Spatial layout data
-- begin --
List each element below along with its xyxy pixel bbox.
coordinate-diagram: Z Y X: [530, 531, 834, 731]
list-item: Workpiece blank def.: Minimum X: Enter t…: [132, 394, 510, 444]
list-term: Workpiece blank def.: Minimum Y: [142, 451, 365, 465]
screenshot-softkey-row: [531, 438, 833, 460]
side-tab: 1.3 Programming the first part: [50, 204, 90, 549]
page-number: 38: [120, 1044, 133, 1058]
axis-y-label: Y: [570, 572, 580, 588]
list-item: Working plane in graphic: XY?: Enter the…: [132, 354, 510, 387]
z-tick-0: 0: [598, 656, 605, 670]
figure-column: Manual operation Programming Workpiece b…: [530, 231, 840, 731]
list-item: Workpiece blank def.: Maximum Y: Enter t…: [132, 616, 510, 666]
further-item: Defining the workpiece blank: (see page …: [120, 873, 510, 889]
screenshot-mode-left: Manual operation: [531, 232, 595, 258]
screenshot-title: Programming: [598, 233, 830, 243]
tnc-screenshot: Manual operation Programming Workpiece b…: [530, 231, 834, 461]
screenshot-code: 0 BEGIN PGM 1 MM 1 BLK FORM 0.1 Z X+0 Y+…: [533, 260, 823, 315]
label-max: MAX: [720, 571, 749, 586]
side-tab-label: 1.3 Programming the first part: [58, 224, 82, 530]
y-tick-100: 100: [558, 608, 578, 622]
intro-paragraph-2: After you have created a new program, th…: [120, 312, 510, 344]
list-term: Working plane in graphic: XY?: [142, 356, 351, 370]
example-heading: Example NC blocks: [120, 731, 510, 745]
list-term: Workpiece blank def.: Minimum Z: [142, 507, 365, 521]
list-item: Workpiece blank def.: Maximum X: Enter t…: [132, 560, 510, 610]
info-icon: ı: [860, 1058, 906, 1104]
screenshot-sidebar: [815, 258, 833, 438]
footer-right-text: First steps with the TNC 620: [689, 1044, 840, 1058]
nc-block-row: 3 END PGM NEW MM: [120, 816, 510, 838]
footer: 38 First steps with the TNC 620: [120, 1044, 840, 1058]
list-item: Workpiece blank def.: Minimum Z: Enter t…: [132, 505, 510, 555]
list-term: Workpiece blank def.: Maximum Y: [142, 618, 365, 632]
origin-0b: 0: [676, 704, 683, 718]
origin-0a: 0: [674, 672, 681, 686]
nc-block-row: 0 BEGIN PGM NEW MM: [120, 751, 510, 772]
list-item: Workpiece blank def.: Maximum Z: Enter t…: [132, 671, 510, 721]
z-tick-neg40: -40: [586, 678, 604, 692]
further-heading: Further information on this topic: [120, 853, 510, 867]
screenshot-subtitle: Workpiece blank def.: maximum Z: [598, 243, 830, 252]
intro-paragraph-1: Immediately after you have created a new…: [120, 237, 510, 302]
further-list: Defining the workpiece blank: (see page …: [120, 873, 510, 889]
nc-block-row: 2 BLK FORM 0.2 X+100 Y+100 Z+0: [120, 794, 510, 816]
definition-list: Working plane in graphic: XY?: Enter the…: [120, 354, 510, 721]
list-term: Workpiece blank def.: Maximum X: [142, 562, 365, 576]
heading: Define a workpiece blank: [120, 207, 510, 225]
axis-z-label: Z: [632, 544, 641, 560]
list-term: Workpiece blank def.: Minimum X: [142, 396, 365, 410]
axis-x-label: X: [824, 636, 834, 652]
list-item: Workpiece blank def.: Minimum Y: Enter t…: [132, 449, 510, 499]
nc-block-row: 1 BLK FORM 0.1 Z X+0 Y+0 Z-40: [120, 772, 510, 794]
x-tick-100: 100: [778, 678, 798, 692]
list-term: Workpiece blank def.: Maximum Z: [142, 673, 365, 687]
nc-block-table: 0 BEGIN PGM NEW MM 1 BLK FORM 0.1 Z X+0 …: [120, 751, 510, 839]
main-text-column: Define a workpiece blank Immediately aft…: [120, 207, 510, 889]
-- end --
» **Required task**
Update the lines above by replacing every "list-term" with "list-label" and leaving everything else unchanged.

» **Answer to this task**
List each element below along with its xyxy pixel bbox.
coordinate-diagram: Z Y X: [530, 531, 834, 731]
list-item: Workpiece blank def.: Minimum X: Enter t…: [132, 394, 510, 444]
list-label: Workpiece blank def.: Minimum Y: [142, 451, 365, 465]
screenshot-softkey-row: [531, 438, 833, 460]
side-tab: 1.3 Programming the first part: [50, 204, 90, 549]
page-number: 38: [120, 1044, 133, 1058]
axis-y-label: Y: [570, 572, 580, 588]
list-item: Working plane in graphic: XY?: Enter the…: [132, 354, 510, 387]
z-tick-0: 0: [598, 656, 605, 670]
figure-column: Manual operation Programming Workpiece b…: [530, 231, 840, 731]
list-item: Workpiece blank def.: Maximum Y: Enter t…: [132, 616, 510, 666]
further-item: Defining the workpiece blank: (see page …: [120, 873, 510, 889]
screenshot-mode-left: Manual operation: [531, 232, 595, 258]
screenshot-title: Programming: [598, 233, 830, 243]
tnc-screenshot: Manual operation Programming Workpiece b…: [530, 231, 834, 461]
screenshot-code: 0 BEGIN PGM 1 MM 1 BLK FORM 0.1 Z X+0 Y+…: [533, 260, 823, 315]
label-max: MAX: [720, 571, 749, 586]
side-tab-label: 1.3 Programming the first part: [58, 224, 82, 530]
y-tick-100: 100: [558, 608, 578, 622]
intro-paragraph-2: After you have created a new program, th…: [120, 312, 510, 344]
list-label: Working plane in graphic: XY?: [142, 356, 351, 370]
example-heading: Example NC blocks: [120, 731, 510, 745]
list-label: Workpiece blank def.: Minimum Z: [142, 507, 365, 521]
list-item: Workpiece blank def.: Maximum X: Enter t…: [132, 560, 510, 610]
info-icon: ı: [860, 1058, 906, 1104]
screenshot-sidebar: [815, 258, 833, 438]
footer-right-text: First steps with the TNC 620: [689, 1044, 840, 1058]
nc-block-row: 3 END PGM NEW MM: [120, 816, 510, 838]
footer: 38 First steps with the TNC 620: [120, 1044, 840, 1058]
list-item: Workpiece blank def.: Minimum Z: Enter t…: [132, 505, 510, 555]
list-label: Workpiece blank def.: Maximum Y: [142, 618, 365, 632]
origin-0b: 0: [676, 704, 683, 718]
origin-0a: 0: [674, 672, 681, 686]
nc-block-row: 0 BEGIN PGM NEW MM: [120, 751, 510, 772]
list-item: Workpiece blank def.: Maximum Z: Enter t…: [132, 671, 510, 721]
z-tick-neg40: -40: [586, 678, 604, 692]
further-heading: Further information on this topic: [120, 853, 510, 867]
screenshot-subtitle: Workpiece blank def.: maximum Z: [598, 243, 830, 252]
intro-paragraph-1: Immediately after you have created a new…: [120, 237, 510, 302]
further-list: Defining the workpiece blank: (see page …: [120, 873, 510, 889]
nc-block-row: 2 BLK FORM 0.2 X+100 Y+100 Z+0: [120, 794, 510, 816]
definition-list: Working plane in graphic: XY?: Enter the…: [120, 354, 510, 721]
list-label: Workpiece blank def.: Maximum X: [142, 562, 365, 576]
heading: Define a workpiece blank: [120, 207, 510, 225]
axis-z-label: Z: [632, 544, 641, 560]
list-label: Workpiece blank def.: Minimum X: [142, 396, 365, 410]
axis-x-label: X: [824, 636, 834, 652]
list-item: Workpiece blank def.: Minimum Y: Enter t…: [132, 449, 510, 499]
nc-block-row: 1 BLK FORM 0.1 Z X+0 Y+0 Z-40: [120, 772, 510, 794]
x-tick-100: 100: [778, 678, 798, 692]
list-label: Workpiece blank def.: Maximum Z: [142, 673, 365, 687]
nc-block-table: 0 BEGIN PGM NEW MM 1 BLK FORM 0.1 Z X+0 …: [120, 751, 510, 839]
main-text-column: Define a workpiece blank Immediately aft…: [120, 207, 510, 889]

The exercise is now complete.